> [What is asked]:
Give the entries again, word for word.

--------------------------------

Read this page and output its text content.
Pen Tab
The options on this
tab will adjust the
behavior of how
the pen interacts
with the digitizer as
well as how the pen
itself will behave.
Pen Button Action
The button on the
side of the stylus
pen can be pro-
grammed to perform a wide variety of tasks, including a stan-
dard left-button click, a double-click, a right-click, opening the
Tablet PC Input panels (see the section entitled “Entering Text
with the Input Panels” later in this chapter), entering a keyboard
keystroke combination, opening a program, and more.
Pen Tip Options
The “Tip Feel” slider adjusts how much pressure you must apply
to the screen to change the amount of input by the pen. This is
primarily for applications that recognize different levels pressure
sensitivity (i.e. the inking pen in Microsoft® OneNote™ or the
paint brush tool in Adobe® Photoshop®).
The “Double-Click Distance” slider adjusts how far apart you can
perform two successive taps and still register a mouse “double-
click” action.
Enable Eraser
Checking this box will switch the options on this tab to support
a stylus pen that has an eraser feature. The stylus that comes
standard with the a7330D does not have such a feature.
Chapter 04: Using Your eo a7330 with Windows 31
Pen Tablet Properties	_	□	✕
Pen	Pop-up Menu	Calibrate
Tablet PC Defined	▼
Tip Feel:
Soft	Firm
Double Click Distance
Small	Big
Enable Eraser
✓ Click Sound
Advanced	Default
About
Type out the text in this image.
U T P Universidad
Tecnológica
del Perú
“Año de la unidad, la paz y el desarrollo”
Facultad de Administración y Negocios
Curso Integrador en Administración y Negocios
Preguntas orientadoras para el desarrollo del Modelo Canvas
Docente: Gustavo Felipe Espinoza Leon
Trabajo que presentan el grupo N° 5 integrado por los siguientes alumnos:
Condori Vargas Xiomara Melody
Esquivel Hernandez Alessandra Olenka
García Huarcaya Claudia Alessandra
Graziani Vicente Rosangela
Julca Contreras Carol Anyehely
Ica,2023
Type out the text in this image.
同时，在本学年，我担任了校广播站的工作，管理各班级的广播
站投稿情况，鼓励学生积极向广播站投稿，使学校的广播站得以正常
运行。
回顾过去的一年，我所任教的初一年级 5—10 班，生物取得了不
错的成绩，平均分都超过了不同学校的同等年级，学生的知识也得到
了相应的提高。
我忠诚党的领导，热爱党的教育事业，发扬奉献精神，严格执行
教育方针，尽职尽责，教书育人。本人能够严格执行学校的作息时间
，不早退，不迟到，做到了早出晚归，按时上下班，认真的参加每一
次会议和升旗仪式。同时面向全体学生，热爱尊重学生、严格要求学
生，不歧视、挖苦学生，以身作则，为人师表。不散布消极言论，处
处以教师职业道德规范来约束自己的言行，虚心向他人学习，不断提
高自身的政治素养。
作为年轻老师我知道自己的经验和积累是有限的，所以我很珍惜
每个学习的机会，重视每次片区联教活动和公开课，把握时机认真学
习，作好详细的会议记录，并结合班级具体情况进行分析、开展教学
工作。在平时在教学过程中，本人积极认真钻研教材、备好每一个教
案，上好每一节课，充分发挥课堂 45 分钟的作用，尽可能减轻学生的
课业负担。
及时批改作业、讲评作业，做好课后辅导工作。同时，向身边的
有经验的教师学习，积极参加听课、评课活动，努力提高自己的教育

--------------------------------

> [Answer to this task]:
Read this page and output its text content.
Pen Tab
The options on this
tab will adjust the
behavior of how
the pen interacts
with the digitizer as
well as how the pen
itself will behave.
Pen Button Action
The button on the
side of the stylus
pen can be pro-
grammed to perform a wide variety of tasks, including a stan-
dard left-button click, a double-click, a right-click, opening the
Tablet PC Input panels (see the section entitled “Entering Text
with the Input Panels” later in this chapter), entering a keyboard
keystroke combination, opening a program, and more.
Pen Tip Options
The “Tip Feel” slider adjusts how much pressure you must apply
to the screen to change the amount of input by the pen. This is
primarily for applications that recognize different levels pressure
sensitivity (i.e. the inking pen in Microsoft® OneNote™ or the
paint brush tool in Adobe® Photoshop®).
The “Double-Click Distance” slider adjusts how far apart you can
perform two successive taps and still register a mouse “double-
click” action.
Enable Eraser
Checking this box will switch the options on this tab to support
a stylus pen that has an eraser feature. The stylus that comes
standard with the a7330D does not have such a feature.
Chapter 04: Using Your eo a7330 with Windows 31
Pen Tablet Properties	_	□	✕
Pen	Pop-up Menu	Calibrate
Tablet PC Defined	▼
Tip Feel:
Soft	Firm
Double Click Distance
Small	Big
Enable Eraser
✓ Click Sound
Advanced	Default
About
Type out the text in this image.
U T P Universidad
Tecnológica
del Perú
“Año de la unidad, la paz y el desarrollo”
Facultad de Administración y Negocios
Curso Integrador en Administración y Negocios
Preguntas orientadoras para el desarrollo del Modelo Canvas
Docente: Gustavo Felipe Espinoza Leon
Trabajo que presentan el grupo N° 5 integrado por los siguientes alumnos:
Condori Vargas Xiomara Melody
Esquivel Hernandez Alessandra Olenka
García Huarcaya Claudia Alessandra
Graziani Vicente Rosangela
Julca Contreras Carol Anyehely
Ica,2023
Type out the text in this image.
同时，在本学年，我担任了校广播站的工作，管理各班级的广播
站投稿情况，鼓励学生积极向广播站投稿，使学校的广播站得以正常
运行。
回顾过去的一年，我所任教的初一年级 5—10 班，生物取得了不
错的成绩，平均分都超过了不同学校的同等年级，学生的知识也得到
了相应的提高。
我忠诚党的领导，热爱党的教育事业，发扬奉献精神，严格执行
教育方针，尽职尽责，教书育人。本人能够严格执行学校的作息时间
，不早退，不迟到，做到了早出晚归，按时上下班，认真的参加每一
次会议和升旗仪式。同时面向全体学生，热爱尊重学生、严格要求学
生，不歧视、挖苦学生，以身作则，为人师表。不散布消极言论，处
处以教师职业道德规范来约束自己的言行，虚心向他人学习，不断提
高自身的政治素养。
作为年轻老师我知道自己的经验和积累是有限的，所以我很珍惜
每个学习的机会，重视每次片区联教活动和公开课，把握时机认真学
习，作好详细的会议记录，并结合班级具体情况进行分析、开展教学
工作。在平时在教学过程中，本人积极认真钻研教材、备好每一个教
案，上好每一节课，充分发挥课堂 45 分钟的作用，尽可能减轻学生的
课业负担。
及时批改作业、讲评作业，做好课后辅导工作。同时，向身边的
有经验的教师学习，积极参加听课、评课活动，努力提高自己的教育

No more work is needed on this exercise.